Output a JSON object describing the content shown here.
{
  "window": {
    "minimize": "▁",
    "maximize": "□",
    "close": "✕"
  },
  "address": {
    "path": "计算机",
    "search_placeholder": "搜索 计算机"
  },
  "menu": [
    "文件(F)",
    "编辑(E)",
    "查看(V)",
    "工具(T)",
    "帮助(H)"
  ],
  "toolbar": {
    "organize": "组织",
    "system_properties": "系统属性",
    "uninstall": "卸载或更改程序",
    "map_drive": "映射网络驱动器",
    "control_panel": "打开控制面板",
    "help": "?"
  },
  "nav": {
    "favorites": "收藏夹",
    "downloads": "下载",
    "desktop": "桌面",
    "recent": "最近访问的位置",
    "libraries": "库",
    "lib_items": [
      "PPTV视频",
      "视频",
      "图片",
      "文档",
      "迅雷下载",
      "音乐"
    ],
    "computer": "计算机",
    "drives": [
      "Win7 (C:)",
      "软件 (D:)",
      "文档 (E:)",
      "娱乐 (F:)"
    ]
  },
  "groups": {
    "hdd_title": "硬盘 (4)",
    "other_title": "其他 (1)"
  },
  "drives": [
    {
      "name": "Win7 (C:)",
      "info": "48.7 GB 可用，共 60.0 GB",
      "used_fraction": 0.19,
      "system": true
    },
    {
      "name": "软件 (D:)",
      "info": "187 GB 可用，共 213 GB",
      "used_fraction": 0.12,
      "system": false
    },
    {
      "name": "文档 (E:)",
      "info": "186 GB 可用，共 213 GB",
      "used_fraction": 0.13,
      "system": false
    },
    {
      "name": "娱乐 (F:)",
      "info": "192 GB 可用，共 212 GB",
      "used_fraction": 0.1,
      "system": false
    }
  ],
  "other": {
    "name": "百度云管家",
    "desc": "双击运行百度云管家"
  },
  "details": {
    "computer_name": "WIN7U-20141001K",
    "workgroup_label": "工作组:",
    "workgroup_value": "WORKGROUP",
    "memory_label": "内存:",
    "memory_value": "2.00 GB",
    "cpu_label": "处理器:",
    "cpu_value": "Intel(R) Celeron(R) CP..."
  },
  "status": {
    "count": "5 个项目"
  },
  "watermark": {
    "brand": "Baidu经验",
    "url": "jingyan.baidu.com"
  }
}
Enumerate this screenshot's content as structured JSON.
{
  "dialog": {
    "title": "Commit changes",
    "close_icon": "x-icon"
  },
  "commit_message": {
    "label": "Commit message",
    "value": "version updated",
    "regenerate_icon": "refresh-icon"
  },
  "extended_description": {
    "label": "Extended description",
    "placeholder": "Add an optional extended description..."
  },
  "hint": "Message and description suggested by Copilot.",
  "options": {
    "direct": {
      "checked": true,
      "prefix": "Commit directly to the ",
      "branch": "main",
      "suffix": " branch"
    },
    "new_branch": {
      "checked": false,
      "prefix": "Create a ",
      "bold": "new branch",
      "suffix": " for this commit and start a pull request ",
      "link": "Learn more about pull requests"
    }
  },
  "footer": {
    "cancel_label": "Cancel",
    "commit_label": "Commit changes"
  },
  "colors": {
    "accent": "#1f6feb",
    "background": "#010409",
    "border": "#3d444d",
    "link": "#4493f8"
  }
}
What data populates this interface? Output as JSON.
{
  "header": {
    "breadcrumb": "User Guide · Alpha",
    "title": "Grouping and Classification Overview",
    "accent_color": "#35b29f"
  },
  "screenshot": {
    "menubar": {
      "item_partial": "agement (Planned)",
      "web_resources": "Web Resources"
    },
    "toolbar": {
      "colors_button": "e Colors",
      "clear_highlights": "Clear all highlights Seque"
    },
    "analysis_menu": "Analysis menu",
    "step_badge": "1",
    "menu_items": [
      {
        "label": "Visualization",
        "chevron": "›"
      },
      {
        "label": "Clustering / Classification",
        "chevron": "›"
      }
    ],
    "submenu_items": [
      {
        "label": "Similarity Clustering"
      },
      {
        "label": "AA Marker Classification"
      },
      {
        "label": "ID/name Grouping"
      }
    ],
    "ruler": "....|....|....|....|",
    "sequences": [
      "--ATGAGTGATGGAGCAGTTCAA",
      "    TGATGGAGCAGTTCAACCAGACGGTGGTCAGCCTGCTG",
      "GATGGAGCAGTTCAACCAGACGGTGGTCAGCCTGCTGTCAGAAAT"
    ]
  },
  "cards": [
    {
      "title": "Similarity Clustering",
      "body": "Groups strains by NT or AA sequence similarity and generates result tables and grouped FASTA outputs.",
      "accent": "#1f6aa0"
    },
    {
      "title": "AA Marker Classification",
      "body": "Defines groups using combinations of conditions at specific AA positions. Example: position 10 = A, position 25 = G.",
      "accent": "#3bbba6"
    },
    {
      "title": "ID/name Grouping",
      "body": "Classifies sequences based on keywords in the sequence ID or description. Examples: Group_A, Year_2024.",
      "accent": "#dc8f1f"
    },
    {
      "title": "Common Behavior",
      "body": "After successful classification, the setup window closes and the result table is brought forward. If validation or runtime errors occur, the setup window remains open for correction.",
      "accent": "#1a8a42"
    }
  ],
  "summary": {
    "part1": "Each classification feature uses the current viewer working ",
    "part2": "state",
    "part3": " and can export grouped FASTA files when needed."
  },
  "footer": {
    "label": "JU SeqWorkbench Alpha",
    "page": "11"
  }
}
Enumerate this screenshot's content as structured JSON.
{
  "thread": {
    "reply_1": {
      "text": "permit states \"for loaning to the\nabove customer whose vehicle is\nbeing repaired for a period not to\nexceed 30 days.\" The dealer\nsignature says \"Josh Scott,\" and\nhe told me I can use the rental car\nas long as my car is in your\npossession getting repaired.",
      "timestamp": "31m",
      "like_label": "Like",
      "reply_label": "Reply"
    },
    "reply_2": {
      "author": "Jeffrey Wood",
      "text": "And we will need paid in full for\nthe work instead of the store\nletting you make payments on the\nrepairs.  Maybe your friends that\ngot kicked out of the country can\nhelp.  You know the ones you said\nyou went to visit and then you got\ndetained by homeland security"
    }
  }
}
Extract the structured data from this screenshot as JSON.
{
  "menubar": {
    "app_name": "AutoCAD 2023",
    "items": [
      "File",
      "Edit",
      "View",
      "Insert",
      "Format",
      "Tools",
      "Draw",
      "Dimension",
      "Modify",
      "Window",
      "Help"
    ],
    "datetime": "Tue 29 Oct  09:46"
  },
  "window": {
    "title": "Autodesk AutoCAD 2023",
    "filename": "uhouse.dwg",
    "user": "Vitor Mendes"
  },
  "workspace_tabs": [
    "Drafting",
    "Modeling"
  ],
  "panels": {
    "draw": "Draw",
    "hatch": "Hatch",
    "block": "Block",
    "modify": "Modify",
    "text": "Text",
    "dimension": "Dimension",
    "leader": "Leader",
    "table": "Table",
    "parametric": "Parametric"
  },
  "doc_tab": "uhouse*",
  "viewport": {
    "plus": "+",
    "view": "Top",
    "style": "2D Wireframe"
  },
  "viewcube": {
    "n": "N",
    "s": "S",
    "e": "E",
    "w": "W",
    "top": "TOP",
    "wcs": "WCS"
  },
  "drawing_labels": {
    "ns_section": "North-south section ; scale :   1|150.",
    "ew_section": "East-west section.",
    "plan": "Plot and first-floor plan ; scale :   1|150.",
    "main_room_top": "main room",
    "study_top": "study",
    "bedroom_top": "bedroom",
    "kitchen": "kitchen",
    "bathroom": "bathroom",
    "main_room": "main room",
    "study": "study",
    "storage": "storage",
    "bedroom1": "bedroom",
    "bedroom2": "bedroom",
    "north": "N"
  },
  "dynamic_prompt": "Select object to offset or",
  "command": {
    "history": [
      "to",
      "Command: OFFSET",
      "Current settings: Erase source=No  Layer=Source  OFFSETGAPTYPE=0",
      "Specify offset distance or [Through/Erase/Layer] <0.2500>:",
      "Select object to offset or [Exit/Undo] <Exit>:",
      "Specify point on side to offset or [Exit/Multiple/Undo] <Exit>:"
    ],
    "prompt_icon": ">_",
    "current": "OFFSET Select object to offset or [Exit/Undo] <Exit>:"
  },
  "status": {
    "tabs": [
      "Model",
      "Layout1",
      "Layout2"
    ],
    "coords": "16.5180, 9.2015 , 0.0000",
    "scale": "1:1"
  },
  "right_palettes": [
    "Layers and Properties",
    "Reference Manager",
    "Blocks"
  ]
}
────────
WHAT IS EXPECTED: From the records, copy every line that has the string "Specify" in it.

EXERCISE SOLUTION:
      "Specify offset distance or [Through/Erase/Layer] <0.2500>:",
      "Specify point on side to offset or [Exit/Multiple/Undo] <Exit>:"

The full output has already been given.